● **YOUR OBJECTIVE**
Each entry must be reproduced precisely as it stands.

(Data extracted from a collection)
★ ★ ★
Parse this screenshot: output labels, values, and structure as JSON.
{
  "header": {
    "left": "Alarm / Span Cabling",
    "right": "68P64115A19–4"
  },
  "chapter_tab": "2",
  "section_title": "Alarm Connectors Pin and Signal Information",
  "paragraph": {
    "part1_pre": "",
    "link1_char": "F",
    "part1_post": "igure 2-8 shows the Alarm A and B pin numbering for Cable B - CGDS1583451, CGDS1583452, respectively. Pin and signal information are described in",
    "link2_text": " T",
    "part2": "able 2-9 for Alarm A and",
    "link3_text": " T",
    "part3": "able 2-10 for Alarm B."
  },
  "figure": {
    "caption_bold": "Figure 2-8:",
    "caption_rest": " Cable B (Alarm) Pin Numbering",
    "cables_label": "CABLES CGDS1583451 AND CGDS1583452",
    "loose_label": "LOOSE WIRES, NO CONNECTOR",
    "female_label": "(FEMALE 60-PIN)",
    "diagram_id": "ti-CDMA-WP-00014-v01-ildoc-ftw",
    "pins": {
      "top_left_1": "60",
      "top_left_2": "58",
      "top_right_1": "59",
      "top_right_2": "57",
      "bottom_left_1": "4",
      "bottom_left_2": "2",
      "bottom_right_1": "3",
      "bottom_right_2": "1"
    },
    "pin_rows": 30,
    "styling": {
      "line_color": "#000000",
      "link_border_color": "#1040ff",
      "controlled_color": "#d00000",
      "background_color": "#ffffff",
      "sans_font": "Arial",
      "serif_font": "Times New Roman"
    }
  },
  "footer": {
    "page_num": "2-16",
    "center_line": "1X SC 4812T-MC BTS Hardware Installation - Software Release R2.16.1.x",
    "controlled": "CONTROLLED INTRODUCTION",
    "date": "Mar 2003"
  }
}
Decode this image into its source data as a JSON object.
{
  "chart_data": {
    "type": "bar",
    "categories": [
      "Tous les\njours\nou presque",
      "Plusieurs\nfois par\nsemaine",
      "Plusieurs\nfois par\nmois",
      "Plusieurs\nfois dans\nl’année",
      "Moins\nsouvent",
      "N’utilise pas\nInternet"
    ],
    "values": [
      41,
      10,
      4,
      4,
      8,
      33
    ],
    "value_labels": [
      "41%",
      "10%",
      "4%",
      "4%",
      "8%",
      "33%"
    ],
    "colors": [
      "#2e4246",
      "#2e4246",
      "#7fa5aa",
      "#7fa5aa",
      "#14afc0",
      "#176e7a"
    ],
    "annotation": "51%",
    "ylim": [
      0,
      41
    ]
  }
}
★ ★ ★
● **RESULT BELOW**
Parse this screenshot: output labels, values, and structure as JSON.
{
  "header": {
    "left": "Alarm / Span Cabling",
    "right": "68P64115A19–4"
  },
  "chapter_tab": "2",
  "section_title": "Alarm Connectors Pin and Signal Information",
  "paragraph": {
    "part1_pre": "",
    "link1_char": "F",
    "part1_post": "igure 2-8 shows the Alarm A and B pin numbering for Cable B - CGDS1583451, CGDS1583452, respectively. Pin and signal information are described in",
    "link2_text": " T",
    "part2": "able 2-9 for Alarm A and",
    "link3_text": " T",
    "part3": "able 2-10 for Alarm B."
  },
  "figure": {
    "caption_bold": "Figure 2-8:",
    "caption_rest": " Cable B (Alarm) Pin Numbering",
    "cables_label": "CABLES CGDS1583451 AND CGDS1583452",
    "loose_label": "LOOSE WIRES, NO CONNECTOR",
    "female_label": "(FEMALE 60-PIN)",
    "diagram_id": "ti-CDMA-WP-00014-v01-ildoc-ftw",
    "pins": {
      "top_left_1": "60",
      "top_left_2": "58",
      "top_right_1": "59",
      "top_right_2": "57",
      "bottom_left_1": "4",
      "bottom_left_2": "2",
      "bottom_right_1": "3",
      "bottom_right_2": "1"
    },
    "pin_rows": 30,
    "styling": {
      "line_color": "#000000",
      "link_border_color": "#1040ff",
      "controlled_color": "#d00000",
      "background_color": "#ffffff",
      "sans_font": "Arial",
      "serif_font": "Times New Roman"
    }
  },
  "footer": {
    "page_num": "2-16",
    "center_line": "1X SC 4812T-MC BTS Hardware Installation - Software Release R2.16.1.x",
    "controlled": "CONTROLLED INTRODUCTION",
    "date": "Mar 2003"
  }
}
Decode this image into its source data as a JSON object.
{
  "chart_data": {
    "type": "bar",
    "categories": [
      "Tous les\njours\nou presque",
      "Plusieurs\nfois par\nsemaine",
      "Plusieurs\nfois par\nmois",
      "Plusieurs\nfois dans\nl’année",
      "Moins\nsouvent",
      "N’utilise pas\nInternet"
    ],
    "values": [
      41,
      10,
      4,
      4,
      8,
      33
    ],
    "value_labels": [
      "41%",
      "10%",
      "4%",
      "4%",
      "8%",
      "33%"
    ],
    "colors": [
      "#2e4246",
      "#2e4246",
      "#7fa5aa",
      "#7fa5aa",
      "#14afc0",
      "#176e7a"
    ],
    "annotation": "51%",
    "ylim": [
      0,
      41
    ]
  }
}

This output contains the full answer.